TASK:
Check each line below for the word "text", and copy those that have it.
====== STORED ROWS
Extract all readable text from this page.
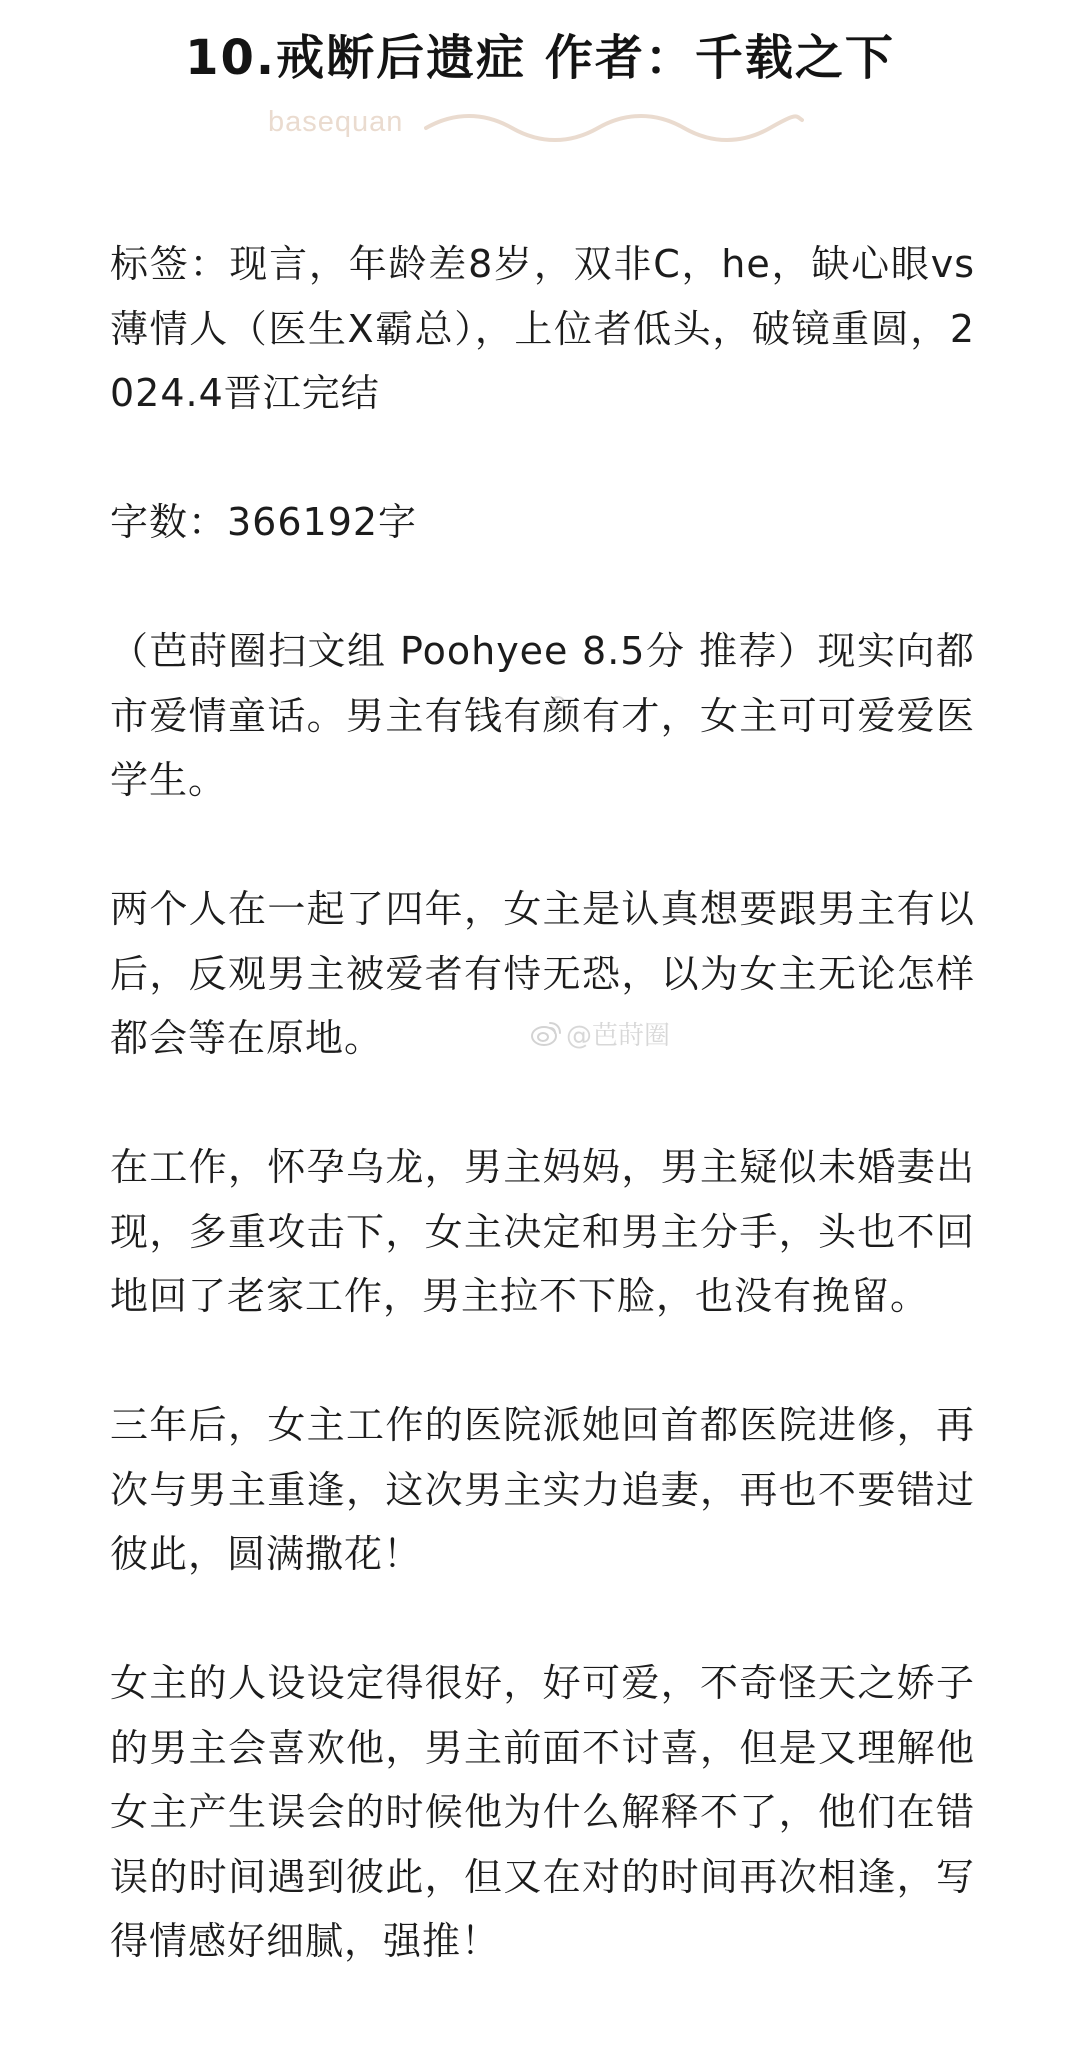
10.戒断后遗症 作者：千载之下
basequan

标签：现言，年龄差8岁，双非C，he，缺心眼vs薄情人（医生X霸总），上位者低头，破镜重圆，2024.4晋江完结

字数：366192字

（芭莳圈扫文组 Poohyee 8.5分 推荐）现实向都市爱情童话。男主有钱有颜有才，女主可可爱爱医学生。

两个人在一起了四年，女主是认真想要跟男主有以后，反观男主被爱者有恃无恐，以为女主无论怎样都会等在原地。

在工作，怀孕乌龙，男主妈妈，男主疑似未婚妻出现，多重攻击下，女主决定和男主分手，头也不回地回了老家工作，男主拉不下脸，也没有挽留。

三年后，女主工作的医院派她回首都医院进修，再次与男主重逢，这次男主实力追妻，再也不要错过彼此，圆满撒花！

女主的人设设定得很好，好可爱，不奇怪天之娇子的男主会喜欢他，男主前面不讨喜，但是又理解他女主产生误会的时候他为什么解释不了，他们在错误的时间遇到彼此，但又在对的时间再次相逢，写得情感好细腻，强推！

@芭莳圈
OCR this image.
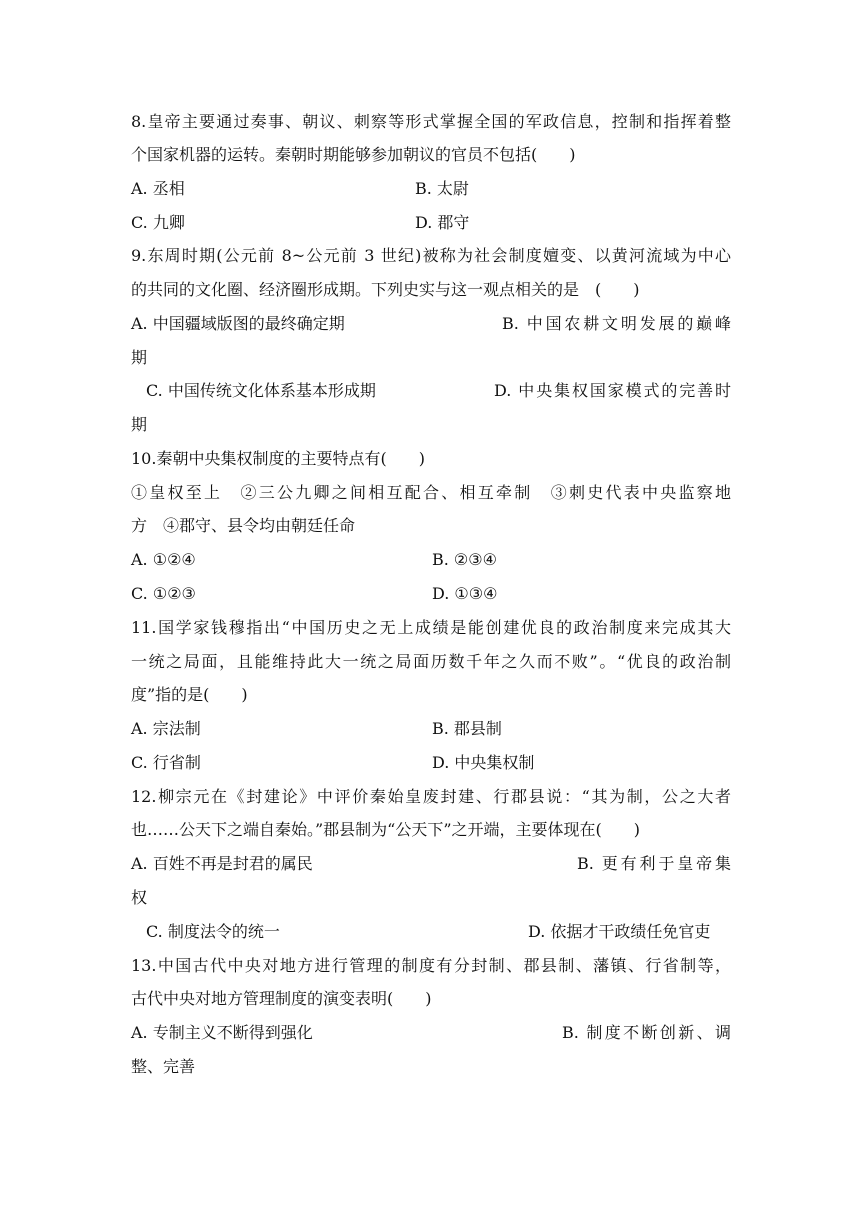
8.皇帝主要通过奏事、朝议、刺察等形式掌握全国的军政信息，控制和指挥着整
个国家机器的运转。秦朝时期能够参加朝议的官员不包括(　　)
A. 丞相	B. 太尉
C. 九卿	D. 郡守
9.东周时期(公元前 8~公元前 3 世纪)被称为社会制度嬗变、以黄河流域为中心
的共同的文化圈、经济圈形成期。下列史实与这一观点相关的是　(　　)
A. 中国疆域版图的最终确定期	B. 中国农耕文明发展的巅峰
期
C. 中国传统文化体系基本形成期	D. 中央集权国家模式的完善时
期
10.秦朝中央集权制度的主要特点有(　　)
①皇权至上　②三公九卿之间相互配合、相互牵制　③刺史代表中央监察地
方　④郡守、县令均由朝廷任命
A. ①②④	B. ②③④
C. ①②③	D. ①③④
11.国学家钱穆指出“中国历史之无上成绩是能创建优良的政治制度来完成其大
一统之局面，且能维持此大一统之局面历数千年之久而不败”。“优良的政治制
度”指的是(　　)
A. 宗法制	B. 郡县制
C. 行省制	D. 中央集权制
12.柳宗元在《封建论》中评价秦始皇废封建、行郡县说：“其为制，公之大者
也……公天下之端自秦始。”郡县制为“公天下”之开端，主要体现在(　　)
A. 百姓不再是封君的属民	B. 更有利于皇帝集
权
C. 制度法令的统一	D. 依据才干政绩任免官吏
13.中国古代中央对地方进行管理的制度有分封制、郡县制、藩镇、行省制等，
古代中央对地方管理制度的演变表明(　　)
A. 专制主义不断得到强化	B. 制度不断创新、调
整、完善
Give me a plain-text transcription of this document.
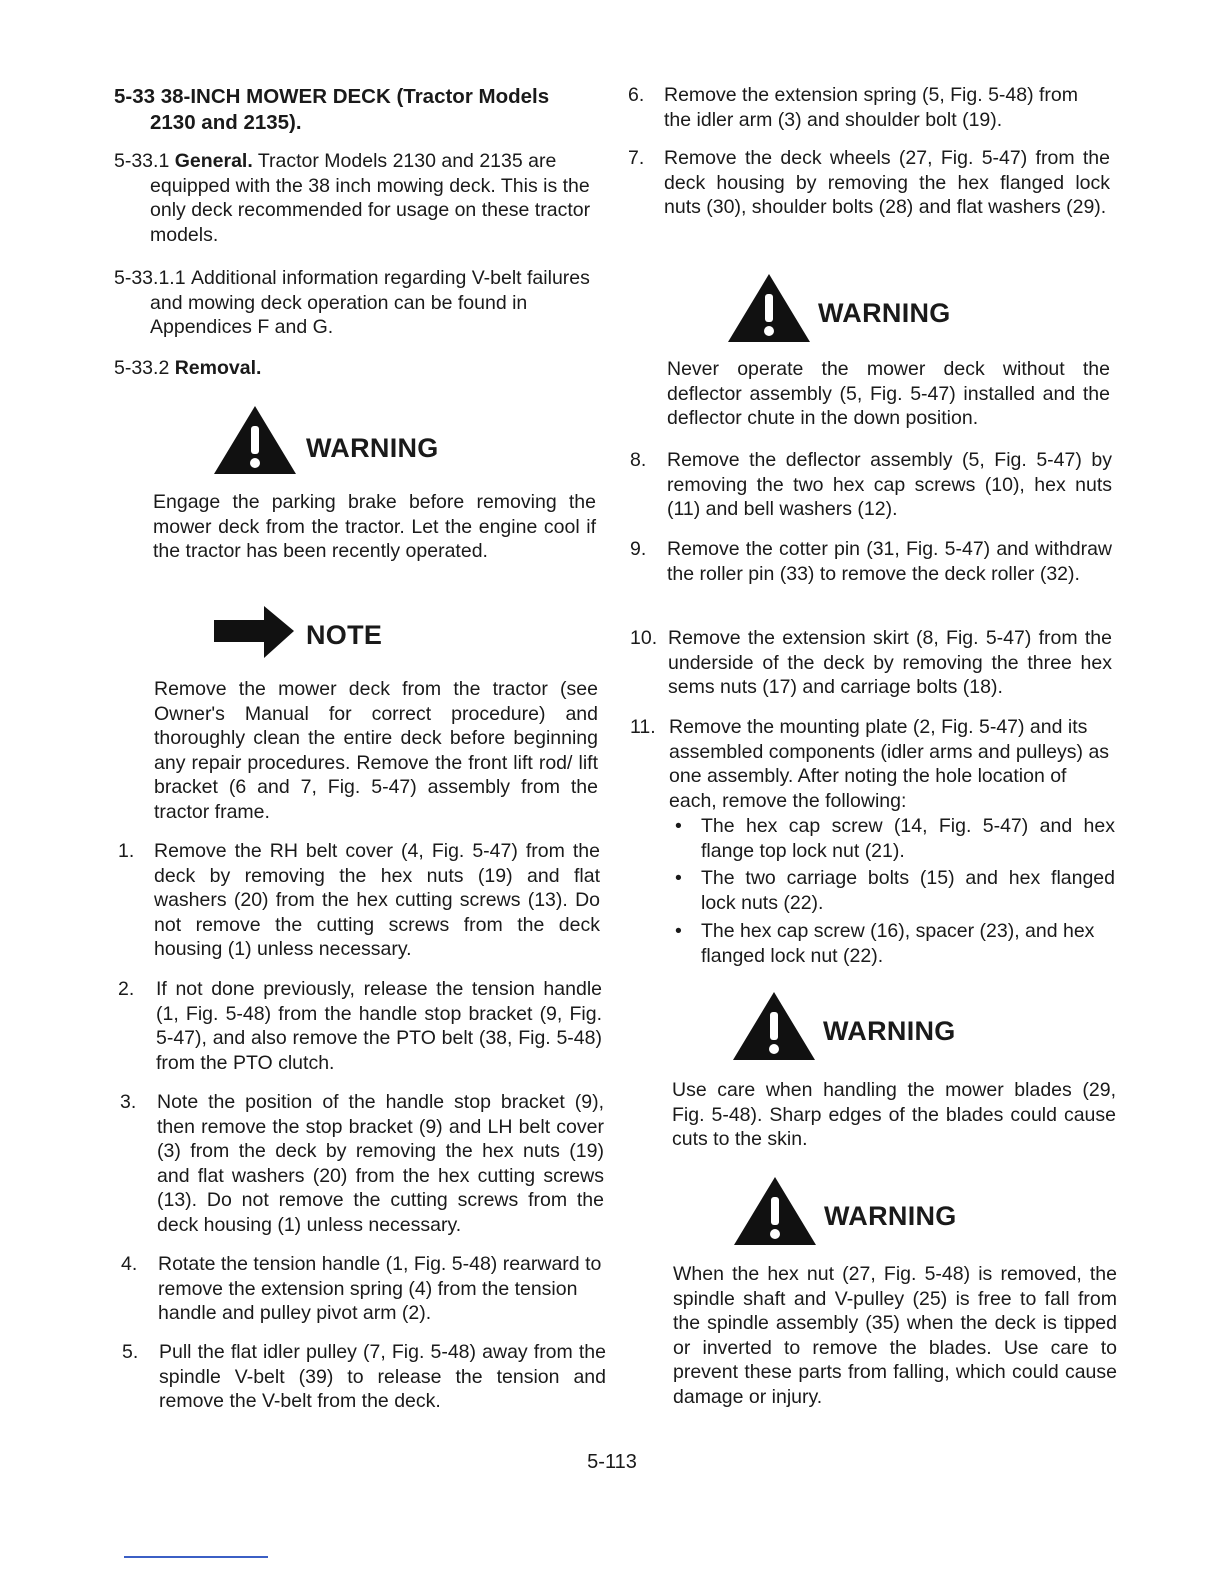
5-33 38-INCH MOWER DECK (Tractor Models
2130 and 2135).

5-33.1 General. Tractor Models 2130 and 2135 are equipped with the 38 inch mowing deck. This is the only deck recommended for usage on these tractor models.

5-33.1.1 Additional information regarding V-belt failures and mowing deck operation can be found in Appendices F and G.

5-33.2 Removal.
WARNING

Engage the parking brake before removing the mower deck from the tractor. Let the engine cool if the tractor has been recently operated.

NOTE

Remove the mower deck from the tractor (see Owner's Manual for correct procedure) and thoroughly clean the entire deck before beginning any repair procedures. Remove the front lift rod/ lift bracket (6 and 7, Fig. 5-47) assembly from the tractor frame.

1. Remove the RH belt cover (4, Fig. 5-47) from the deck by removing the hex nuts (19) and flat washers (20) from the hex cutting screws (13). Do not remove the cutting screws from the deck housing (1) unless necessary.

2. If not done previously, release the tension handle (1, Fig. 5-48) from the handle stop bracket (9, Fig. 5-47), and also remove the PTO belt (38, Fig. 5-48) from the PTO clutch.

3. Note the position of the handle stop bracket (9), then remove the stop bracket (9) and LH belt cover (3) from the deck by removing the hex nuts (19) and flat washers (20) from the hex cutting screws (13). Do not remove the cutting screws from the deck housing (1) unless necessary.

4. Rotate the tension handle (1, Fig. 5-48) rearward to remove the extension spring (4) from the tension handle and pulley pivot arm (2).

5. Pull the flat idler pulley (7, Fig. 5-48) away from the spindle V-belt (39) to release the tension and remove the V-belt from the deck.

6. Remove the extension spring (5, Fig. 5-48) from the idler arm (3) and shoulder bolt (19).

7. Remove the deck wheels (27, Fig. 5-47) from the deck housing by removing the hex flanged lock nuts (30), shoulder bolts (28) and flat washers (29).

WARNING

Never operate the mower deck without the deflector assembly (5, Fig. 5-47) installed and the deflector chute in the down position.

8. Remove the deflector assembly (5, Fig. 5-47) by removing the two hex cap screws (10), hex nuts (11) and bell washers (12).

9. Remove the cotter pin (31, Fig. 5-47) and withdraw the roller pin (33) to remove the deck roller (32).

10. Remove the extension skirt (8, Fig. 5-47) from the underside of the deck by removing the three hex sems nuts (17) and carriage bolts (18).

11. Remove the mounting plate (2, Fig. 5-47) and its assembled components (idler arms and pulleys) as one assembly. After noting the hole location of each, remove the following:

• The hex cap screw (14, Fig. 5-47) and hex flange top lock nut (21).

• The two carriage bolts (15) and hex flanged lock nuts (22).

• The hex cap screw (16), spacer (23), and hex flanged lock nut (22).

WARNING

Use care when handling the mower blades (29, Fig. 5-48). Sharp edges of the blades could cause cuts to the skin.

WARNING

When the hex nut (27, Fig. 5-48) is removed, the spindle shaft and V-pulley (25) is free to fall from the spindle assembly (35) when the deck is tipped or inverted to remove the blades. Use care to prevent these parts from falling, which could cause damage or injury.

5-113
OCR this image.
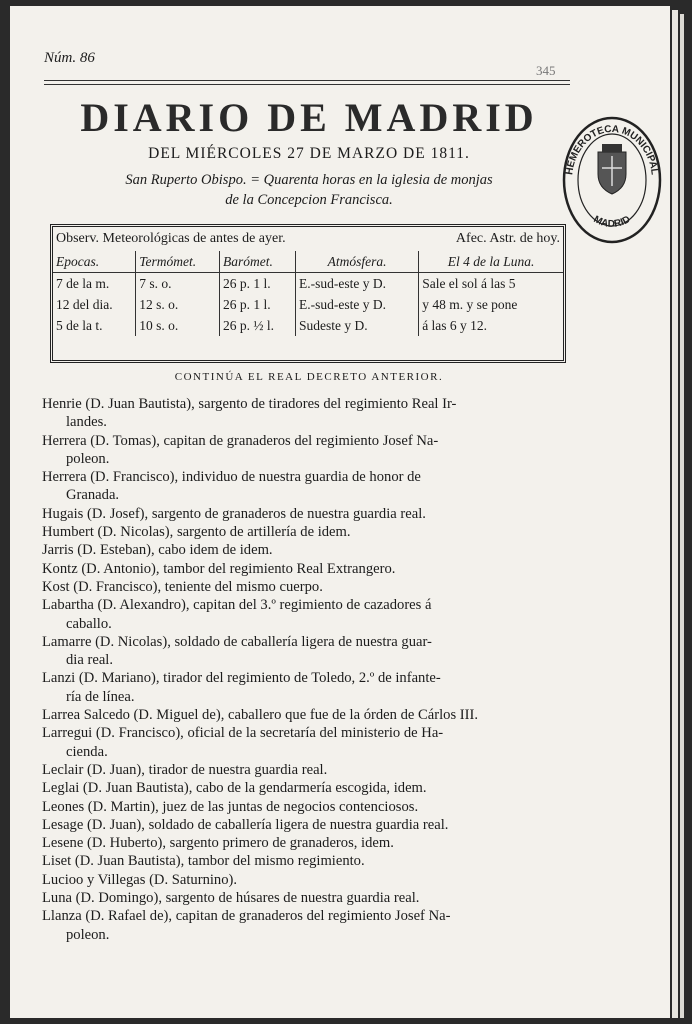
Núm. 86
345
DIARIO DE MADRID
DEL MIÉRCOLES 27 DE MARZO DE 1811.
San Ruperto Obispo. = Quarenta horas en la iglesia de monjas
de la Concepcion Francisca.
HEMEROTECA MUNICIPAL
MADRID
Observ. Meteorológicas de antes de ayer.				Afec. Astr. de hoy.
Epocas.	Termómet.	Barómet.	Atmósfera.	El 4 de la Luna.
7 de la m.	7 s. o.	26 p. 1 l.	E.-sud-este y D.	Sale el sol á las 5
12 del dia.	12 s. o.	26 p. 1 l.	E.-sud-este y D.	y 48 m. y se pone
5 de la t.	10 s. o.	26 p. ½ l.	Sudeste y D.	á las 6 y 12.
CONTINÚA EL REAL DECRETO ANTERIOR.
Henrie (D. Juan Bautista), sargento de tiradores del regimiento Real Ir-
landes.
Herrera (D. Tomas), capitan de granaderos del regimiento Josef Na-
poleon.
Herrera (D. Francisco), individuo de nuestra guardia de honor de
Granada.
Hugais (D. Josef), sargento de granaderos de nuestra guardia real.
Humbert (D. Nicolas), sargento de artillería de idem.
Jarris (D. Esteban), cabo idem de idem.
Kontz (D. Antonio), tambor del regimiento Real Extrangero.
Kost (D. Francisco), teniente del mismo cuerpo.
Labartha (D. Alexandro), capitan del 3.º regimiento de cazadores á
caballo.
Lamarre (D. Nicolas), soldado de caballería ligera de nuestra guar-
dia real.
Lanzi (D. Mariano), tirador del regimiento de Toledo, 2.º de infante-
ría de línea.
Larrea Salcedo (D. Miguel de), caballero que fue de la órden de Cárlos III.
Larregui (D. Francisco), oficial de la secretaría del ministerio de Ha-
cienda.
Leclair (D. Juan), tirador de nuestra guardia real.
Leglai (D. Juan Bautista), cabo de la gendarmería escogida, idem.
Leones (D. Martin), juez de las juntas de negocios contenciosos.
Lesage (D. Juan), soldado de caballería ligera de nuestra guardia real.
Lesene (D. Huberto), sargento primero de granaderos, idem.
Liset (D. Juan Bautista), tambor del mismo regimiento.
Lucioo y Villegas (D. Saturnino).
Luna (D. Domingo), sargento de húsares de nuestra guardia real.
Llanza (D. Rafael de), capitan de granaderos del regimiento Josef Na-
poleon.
============
TASK RESULT:
Extract all readable text from this page.
Give me a plain-text transcription of this document.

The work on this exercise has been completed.